Given exercise
From the material below, list every line containing "icon".

Data entries

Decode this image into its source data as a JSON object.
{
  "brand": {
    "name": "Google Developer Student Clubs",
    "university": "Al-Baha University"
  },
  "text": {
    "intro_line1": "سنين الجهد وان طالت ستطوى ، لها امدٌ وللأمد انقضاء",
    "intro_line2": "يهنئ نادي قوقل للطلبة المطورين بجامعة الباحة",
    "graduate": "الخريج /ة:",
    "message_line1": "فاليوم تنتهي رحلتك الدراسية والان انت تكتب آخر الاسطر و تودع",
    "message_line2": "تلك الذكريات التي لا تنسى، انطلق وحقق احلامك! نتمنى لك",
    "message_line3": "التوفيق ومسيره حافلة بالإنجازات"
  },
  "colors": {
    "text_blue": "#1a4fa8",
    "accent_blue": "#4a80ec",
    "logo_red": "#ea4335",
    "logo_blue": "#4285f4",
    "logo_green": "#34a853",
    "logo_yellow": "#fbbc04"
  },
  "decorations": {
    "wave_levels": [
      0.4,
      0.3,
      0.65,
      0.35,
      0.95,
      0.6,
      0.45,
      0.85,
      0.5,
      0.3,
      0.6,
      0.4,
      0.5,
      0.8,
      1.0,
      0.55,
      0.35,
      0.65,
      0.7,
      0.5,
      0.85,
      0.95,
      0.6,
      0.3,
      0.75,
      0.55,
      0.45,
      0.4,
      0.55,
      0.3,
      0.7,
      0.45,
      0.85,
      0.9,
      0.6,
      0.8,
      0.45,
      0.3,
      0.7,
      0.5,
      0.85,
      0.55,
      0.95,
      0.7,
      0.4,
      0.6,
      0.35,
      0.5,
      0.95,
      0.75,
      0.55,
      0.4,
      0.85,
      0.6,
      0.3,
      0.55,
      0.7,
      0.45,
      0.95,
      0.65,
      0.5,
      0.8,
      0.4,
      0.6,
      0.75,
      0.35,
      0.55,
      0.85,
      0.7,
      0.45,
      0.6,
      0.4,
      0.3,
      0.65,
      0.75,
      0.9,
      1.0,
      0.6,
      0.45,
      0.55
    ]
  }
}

==

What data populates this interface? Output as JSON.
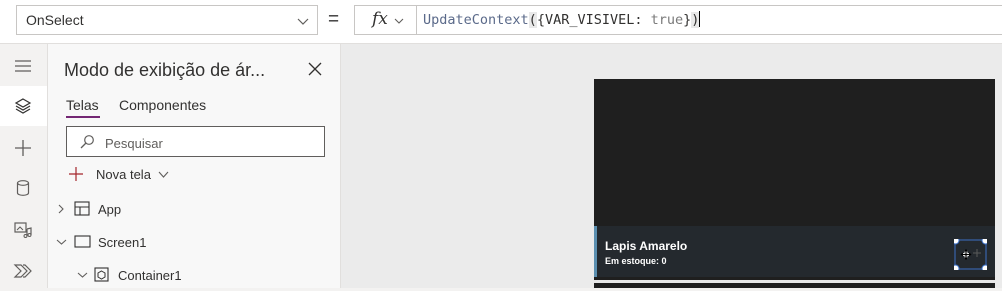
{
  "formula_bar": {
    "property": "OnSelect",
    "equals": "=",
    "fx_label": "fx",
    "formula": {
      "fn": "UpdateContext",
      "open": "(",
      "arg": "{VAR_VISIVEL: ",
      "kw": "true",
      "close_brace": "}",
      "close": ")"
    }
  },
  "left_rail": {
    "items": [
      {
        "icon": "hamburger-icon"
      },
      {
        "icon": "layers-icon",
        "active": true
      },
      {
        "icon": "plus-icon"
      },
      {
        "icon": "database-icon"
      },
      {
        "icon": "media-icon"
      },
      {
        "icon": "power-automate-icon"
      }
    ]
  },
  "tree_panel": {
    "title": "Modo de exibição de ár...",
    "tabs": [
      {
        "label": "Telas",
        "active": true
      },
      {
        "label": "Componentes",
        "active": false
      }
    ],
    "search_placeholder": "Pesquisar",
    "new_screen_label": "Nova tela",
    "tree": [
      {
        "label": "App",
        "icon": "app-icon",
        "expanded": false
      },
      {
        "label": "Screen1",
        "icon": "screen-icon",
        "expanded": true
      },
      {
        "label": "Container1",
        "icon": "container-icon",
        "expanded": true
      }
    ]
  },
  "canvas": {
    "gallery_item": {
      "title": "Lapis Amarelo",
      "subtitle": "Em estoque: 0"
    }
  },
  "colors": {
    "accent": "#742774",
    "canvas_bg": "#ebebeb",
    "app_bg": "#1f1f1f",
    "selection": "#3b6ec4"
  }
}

The output
        "icon": "hamburger-icon"
        "icon": "layers-icon",
        "icon": "plus-icon"
        "icon": "database-icon"
        "icon": "media-icon"
        "icon": "power-automate-icon"
        "icon": "app-icon",
        "icon": "screen-icon",
        "icon": "container-icon",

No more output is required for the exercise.